> _Task brief_
In the material below, find each line holding the string "granjas" and copy it.

[Figure collection entries]
•••••
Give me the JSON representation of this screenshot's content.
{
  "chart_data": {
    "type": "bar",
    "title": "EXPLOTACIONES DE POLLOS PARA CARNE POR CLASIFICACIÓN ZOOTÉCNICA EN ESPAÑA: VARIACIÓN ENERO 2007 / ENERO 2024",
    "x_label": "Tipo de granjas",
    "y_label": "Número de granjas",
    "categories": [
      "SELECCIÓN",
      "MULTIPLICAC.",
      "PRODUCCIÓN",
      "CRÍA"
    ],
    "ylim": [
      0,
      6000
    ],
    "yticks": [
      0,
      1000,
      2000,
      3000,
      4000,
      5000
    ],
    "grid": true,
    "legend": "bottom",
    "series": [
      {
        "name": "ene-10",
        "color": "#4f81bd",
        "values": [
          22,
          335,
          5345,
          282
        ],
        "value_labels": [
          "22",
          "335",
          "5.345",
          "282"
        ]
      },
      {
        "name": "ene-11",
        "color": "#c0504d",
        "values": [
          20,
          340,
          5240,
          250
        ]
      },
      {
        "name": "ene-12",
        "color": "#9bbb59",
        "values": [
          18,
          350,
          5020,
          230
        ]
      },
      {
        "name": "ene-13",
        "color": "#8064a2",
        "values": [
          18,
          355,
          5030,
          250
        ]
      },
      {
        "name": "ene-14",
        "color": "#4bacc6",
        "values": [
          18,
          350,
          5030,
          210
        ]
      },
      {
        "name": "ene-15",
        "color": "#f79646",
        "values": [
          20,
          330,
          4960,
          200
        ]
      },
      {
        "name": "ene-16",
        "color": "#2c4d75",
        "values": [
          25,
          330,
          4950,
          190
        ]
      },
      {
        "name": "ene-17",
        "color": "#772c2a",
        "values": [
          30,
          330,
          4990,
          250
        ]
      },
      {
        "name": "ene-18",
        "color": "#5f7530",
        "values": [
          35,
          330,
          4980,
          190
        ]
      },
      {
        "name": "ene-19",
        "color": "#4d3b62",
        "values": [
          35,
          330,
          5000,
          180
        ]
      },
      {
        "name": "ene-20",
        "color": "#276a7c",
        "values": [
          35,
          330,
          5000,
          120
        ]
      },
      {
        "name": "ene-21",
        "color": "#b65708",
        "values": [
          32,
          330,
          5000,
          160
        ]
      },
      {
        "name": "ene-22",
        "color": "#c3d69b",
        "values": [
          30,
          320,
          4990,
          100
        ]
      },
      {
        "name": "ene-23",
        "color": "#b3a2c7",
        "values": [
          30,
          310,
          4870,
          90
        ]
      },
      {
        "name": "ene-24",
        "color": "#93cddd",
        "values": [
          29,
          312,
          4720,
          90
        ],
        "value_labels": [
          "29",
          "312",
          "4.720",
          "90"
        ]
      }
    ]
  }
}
•••••
> _Finished answer_
    "x_label": "Tipo de granjas",
    "y_label": "Número de granjas",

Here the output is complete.